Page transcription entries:
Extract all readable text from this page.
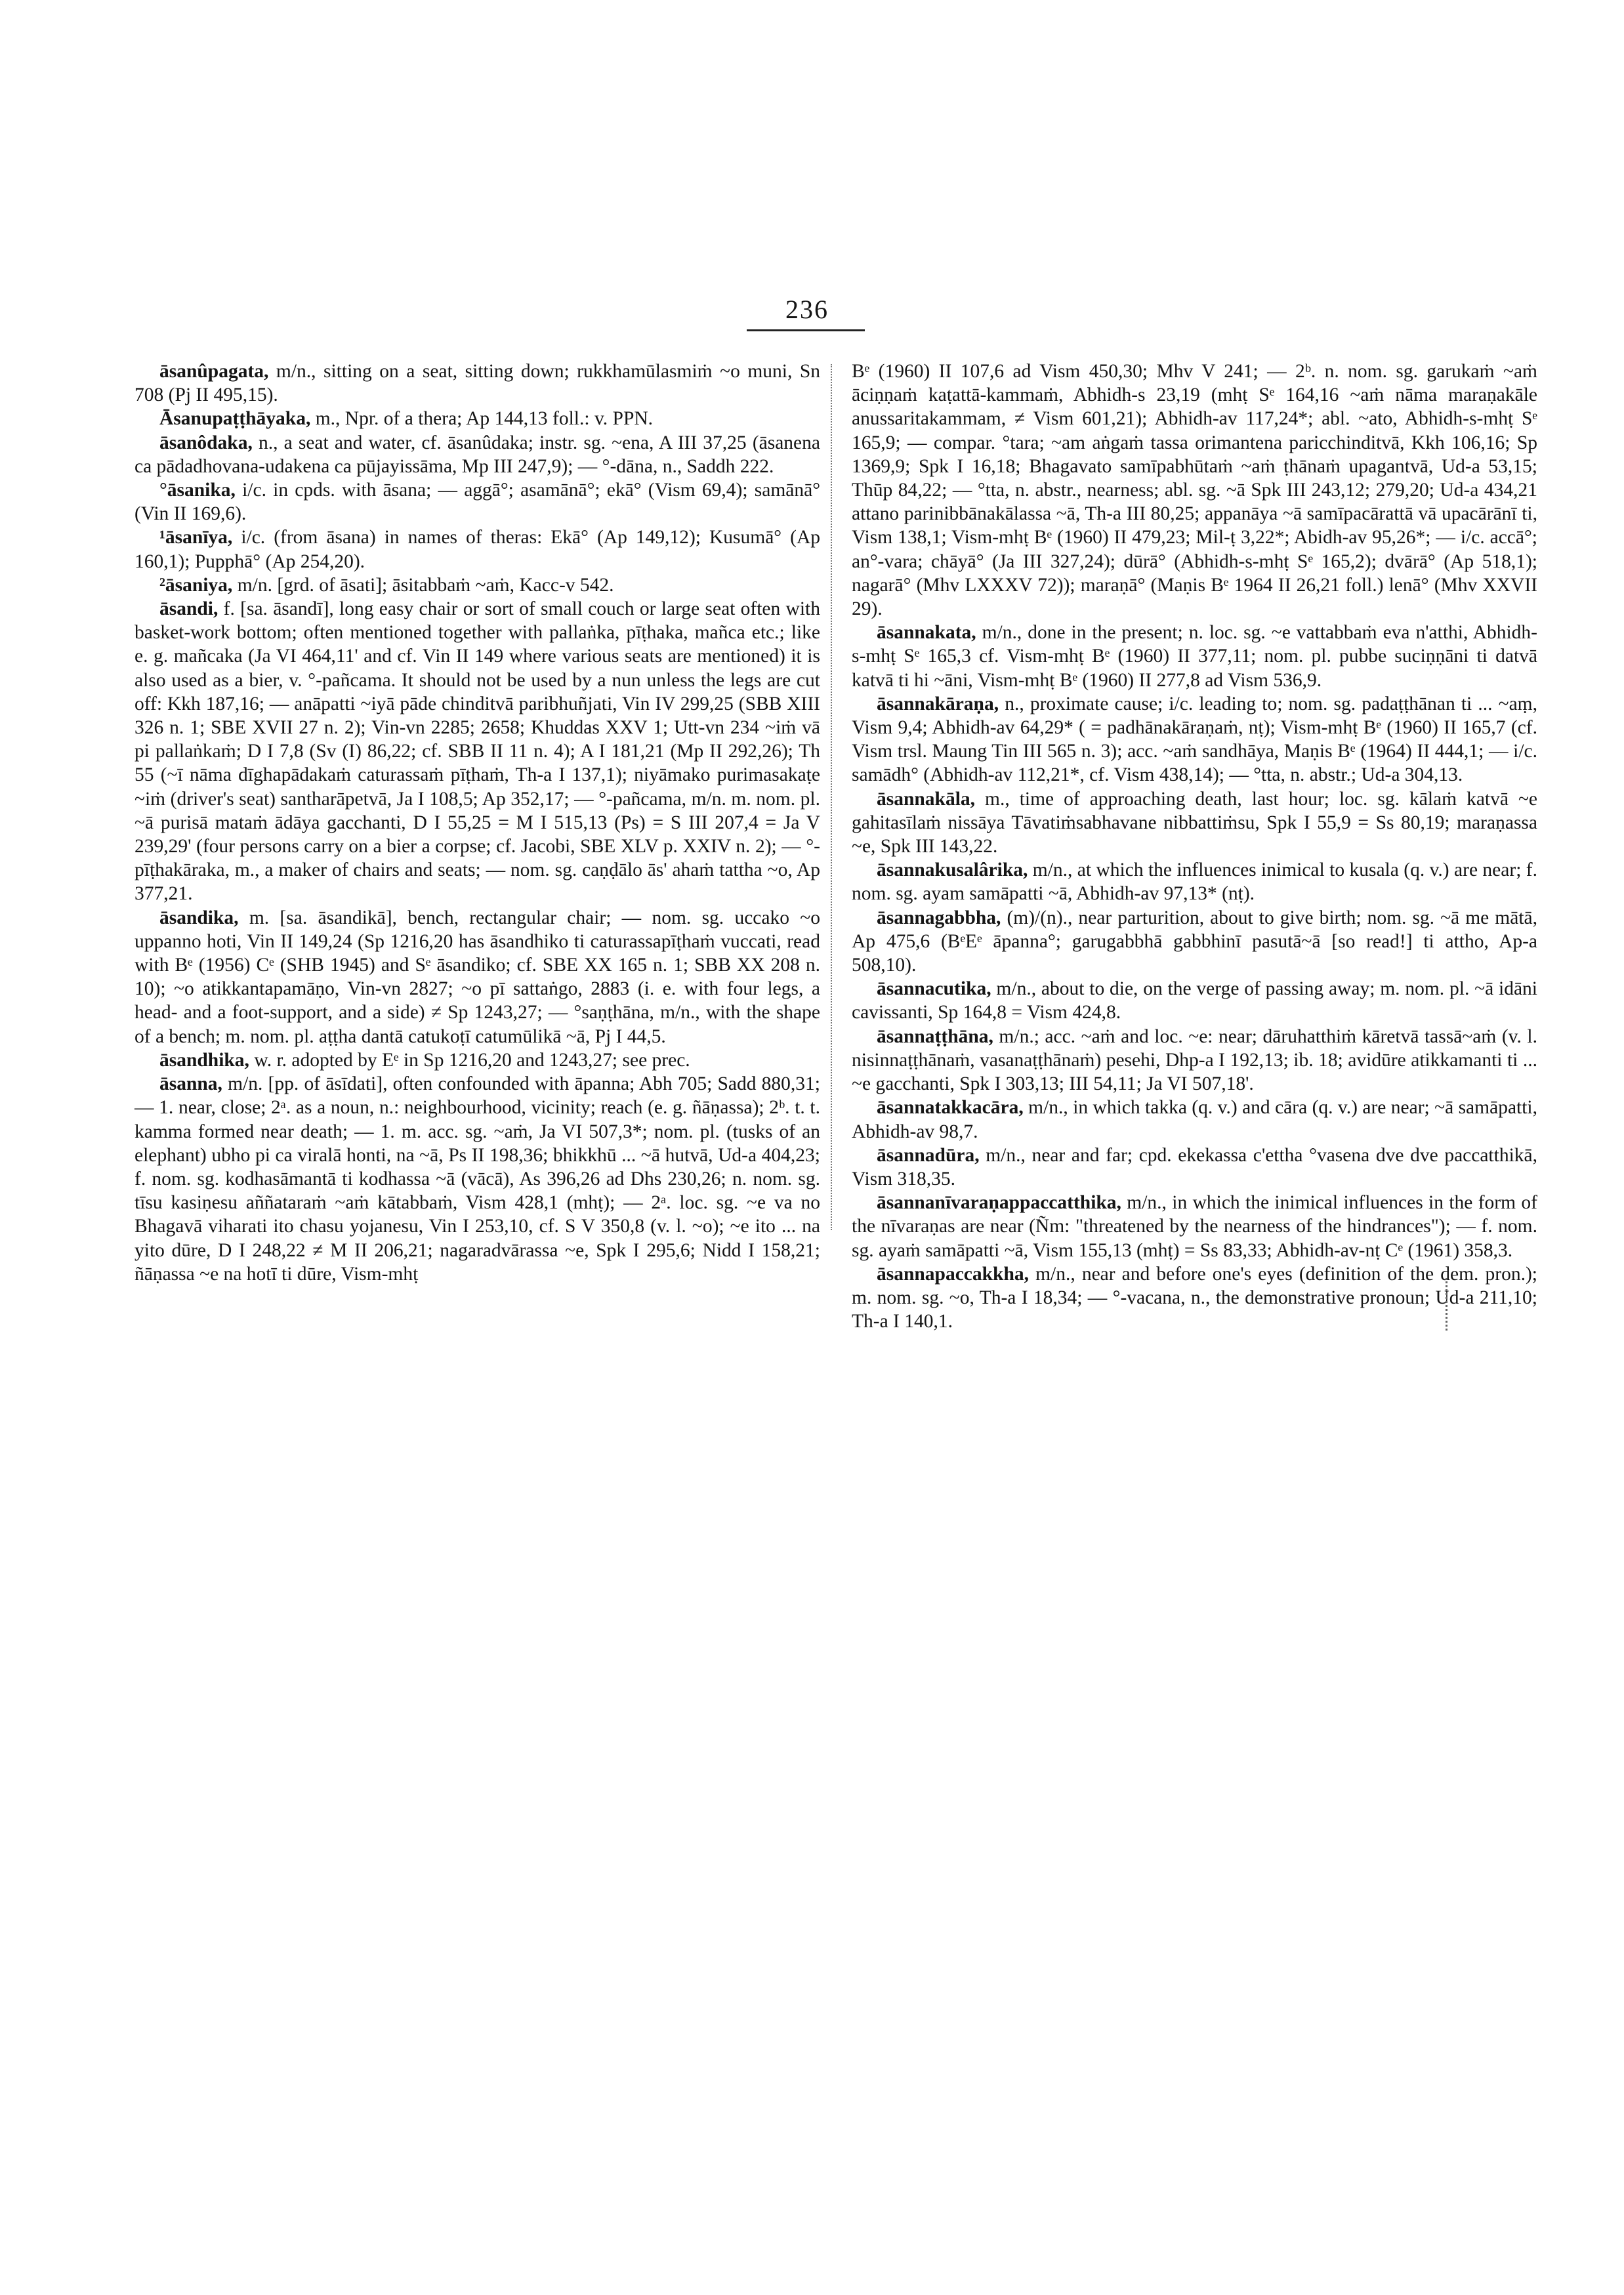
236

āsanûpagata, m/n., sitting on a seat, sitting down; rukkhamūlasmiṁ ~o muni, Sn 708 (Pj II 495,15).

Āsanupaṭṭhāyaka, m., Npr. of a thera; Ap 144,13 foll.: v. PPN.

āsanôdaka, n., a seat and water, cf. āsanûdaka; instr. sg. ~ena, A III 37,25 (āsanena ca pādadhovana-udakena ca pūjayissāma, Mp III 247,9); — °-dāna, n., Saddh 222.

°āsanika, i/c. in cpds. with āsana; — aggā°; asamānā°; ekā° (Vism 69,4); samānā° (Vin II 169,6).

¹āsanīya, i/c. (from āsana) in names of theras: Ekā° (Ap 149,12); Kusumā° (Ap 160,1); Pupphā° (Ap 254,20).

²āsaniya, m/n. [grd. of āsati]; āsitabbaṁ ~aṁ, Kacc-v 542.

āsandi, f. [sa. āsandī], long easy chair or sort of small couch or large seat often with basket-work bottom; often mentioned together with pallaṅka, pīṭhaka, mañca etc.; like e. g. mañcaka (Ja VI 464,11' and cf. Vin II 149 where various seats are mentioned) it is also used as a bier, v. °-pañcama. It should not be used by a nun unless the legs are cut off: Kkh 187,16; — anāpatti ~iyā pāde chinditvā paribhuñjati, Vin IV 299,25 (SBB XIII 326 n. 1; SBE XVII 27 n. 2); Vin-vn 2285; 2658; Khuddas XXV 1; Utt-vn 234 ~iṁ vā pi pallaṅkaṁ; D I 7,8 (Sv (I) 86,22; cf. SBB II 11 n. 4); A I 181,21 (Mp II 292,26); Th 55 (~ī nāma dīghapādakaṁ caturassaṁ pīṭhaṁ, Th-a I 137,1); niyāmako purimasakaṭe ~iṁ (driver's seat) santharāpetvā, Ja I 108,5; Ap 352,17; — °-pañcama, m/n. m. nom. pl. ~ā purisā mataṁ ādāya gacchanti, D I 55,25 = M I 515,13 (Ps) = S III 207,4 = Ja V 239,29' (four persons carry on a bier a corpse; cf. Jacobi, SBE XLV p. XXIV n. 2); — °-pīṭhakāraka, m., a maker of chairs and seats; — nom. sg. caṇḍālo ās' ahaṁ tattha ~o, Ap 377,21.

āsandika, m. [sa. āsandikā], bench, rectangular chair; — nom. sg. uccako ~o uppanno hoti, Vin II 149,24 (Sp 1216,20 has āsandhiko ti caturassapīṭhaṁ vuccati, read with Bᵉ (1956) Cᵉ (SHB 1945) and Sᵉ āsandiko; cf. SBE XX 165 n. 1; SBB XX 208 n. 10); ~o atikkantapamāṇo, Vin-vn 2827; ~o pī sattaṅgo, 2883 (i. e. with four legs, a head- and a foot-support, and a side) ≠ Sp 1243,27; — °saṇṭhāna, m/n., with the shape of a bench; m. nom. pl. aṭṭha dantā catukoṭī catumūlikā ~ā, Pj I 44,5.

āsandhika, w. r. adopted by Eᵉ in Sp 1216,20 and 1243,27; see prec.

āsanna, m/n. [pp. of āsīdati], often confounded with āpanna; Abh 705; Sadd 880,31; — 1. near, close; 2ᵃ. as a noun, n.: neighbourhood, vicinity; reach (e. g. ñāṇassa); 2ᵇ. t. t. kamma formed near death; — 1. m. acc. sg. ~aṁ, Ja VI 507,3*; nom. pl. (tusks of an elephant) ubho pi ca viralā honti, na ~ā, Ps II 198,36; bhikkhū ... ~ā hutvā, Ud-a 404,23; f. nom. sg. kodhasāmantā ti kodhassa ~ā (vācā), As 396,26 ad Dhs 230,26; n. nom. sg. tīsu kasiṇesu aññataraṁ ~aṁ kātabbaṁ, Vism 428,1 (mhṭ); — 2ᵃ. loc. sg. ~e va no Bhagavā viharati ito chasu yojanesu, Vin I 253,10, cf. S V 350,8 (v. l. ~o); ~e ito ... na yito dūre, D I 248,22 ≠ M II 206,21; nagaradvārassa ~e, Spk I 295,6; Nidd I 158,21; ñāṇassa ~e na hotī ti dūre, Vism-mhṭ

Bᵉ (1960) II 107,6 ad Vism 450,30; Mhv V 241; — 2ᵇ. n. nom. sg. garukaṁ ~aṁ āciṇṇaṁ kaṭattā-kammaṁ, Abhidh-s 23,19 (mhṭ Sᵉ 164,16 ~aṁ nāma maraṇakāle anussaritakammam, ≠ Vism 601,21); Abhidh-av 117,24*; abl. ~ato, Abhidh-s-mhṭ Sᵉ 165,9; — compar. °tara; ~am aṅgaṁ tassa orimantena paricchinditvā, Kkh 106,16; Sp 1369,9; Spk I 16,18; Bhagavato samīpabhūtaṁ ~aṁ ṭhānaṁ upagantvā, Ud-a 53,15; Thūp 84,22; — °tta, n. abstr., nearness; abl. sg. ~ā Spk III 243,12; 279,20; Ud-a 434,21 attano parinibbānakālassa ~ā, Th-a III 80,25; appanāya ~ā samīpacārattā vā upacārānī ti, Vism 138,1; Vism-mhṭ Bᵉ (1960) II 479,23; Mil-ṭ 3,22*; Abidh-av 95,26*; — i/c. accā°; an°-vara; chāyā° (Ja III 327,24); dūrā° (Abhidh-s-mhṭ Sᵉ 165,2); dvārā° (Ap 518,1); nagarā° (Mhv LXXXV 72)); maraṇā° (Maṇis Bᵉ 1964 II 26,21 foll.) lenā° (Mhv XXVII 29).

āsannakata, m/n., done in the present; n. loc. sg. ~e vattabbaṁ eva n'atthi, Abhidh-s-mhṭ Sᵉ 165,3 cf. Vism-mhṭ Bᵉ (1960) II 377,11; nom. pl. pubbe suciṇṇāni ti datvā katvā ti hi ~āni, Vism-mhṭ Bᵉ (1960) II 277,8 ad Vism 536,9.

āsannakāraṇa, n., proximate cause; i/c. leading to; nom. sg. padaṭṭhānan ti ... ~aṃ, Vism 9,4; Abhidh-av 64,29* ( = padhānakāraṇaṁ, nṭ); Vism-mhṭ Bᵉ (1960) II 165,7 (cf. Vism trsl. Maung Tin III 565 n. 3); acc. ~aṁ sandhāya, Maṇis Bᵉ (1964) II 444,1; — i/c. samādh° (Abhidh-av 112,21*, cf. Vism 438,14); — °tta, n. abstr.; Ud-a 304,13.

āsannakāla, m., time of approaching death, last hour; loc. sg. kālaṁ katvā ~e gahitasīlaṁ nissāya Tāvatiṁsabhavane nibbattiṁsu, Spk I 55,9 = Ss 80,19; maraṇassa ~e, Spk III 143,22.

āsannakusalârika, m/n., at which the influences inimical to kusala (q. v.) are near; f. nom. sg. ayam samāpatti ~ā, Abhidh-av 97,13* (nṭ).

āsannagabbha, (m)/(n)., near parturition, about to give birth; nom. sg. ~ā me mātā, Ap 475,6 (BᵉEᵉ āpanna°; garugabbhā gabbhinī pasutā~ā [so read!] ti attho, Ap-a 508,10).

āsannacutika, m/n., about to die, on the verge of passing away; m. nom. pl. ~ā idāni cavissanti, Sp 164,8 = Vism 424,8.

āsannaṭṭhāna, m/n.; acc. ~aṁ and loc. ~e: near; dāruhatthiṁ kāretvā tassā~aṁ (v. l. nisinnaṭṭhānaṁ, vasanaṭṭhānaṁ) pesehi, Dhp-a I 192,13; ib. 18; avidūre atikkamanti ti ... ~e gacchanti, Spk I 303,13; III 54,11; Ja VI 507,18'.

āsannatakkacāra, m/n., in which takka (q. v.) and cāra (q. v.) are near; ~ā samāpatti, Abhidh-av 98,7.

āsannadūra, m/n., near and far; cpd. ekekassa c'ettha °vasena dve dve paccatthikā, Vism 318,35.

āsannanīvaraṇappaccatthika, m/n., in which the inimical influences in the form of the nīvaraṇas are near (Ñm: "threatened by the nearness of the hindrances"); — f. nom. sg. ayaṁ samāpatti ~ā, Vism 155,13 (mhṭ) = Ss 83,33; Abhidh-av-nṭ Cᵉ (1961) 358,3.

āsannapaccakkha, m/n., near and before one's eyes (definition of the dem. pron.); m. nom. sg. ~o, Th-a I 18,34; — °-vacana, n., the demonstrative pronoun; Ud-a 211,10; Th-a I 140,1.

### Task:
Supply the count of lines in the entries that include "about", and no other text.

### Written solution:
2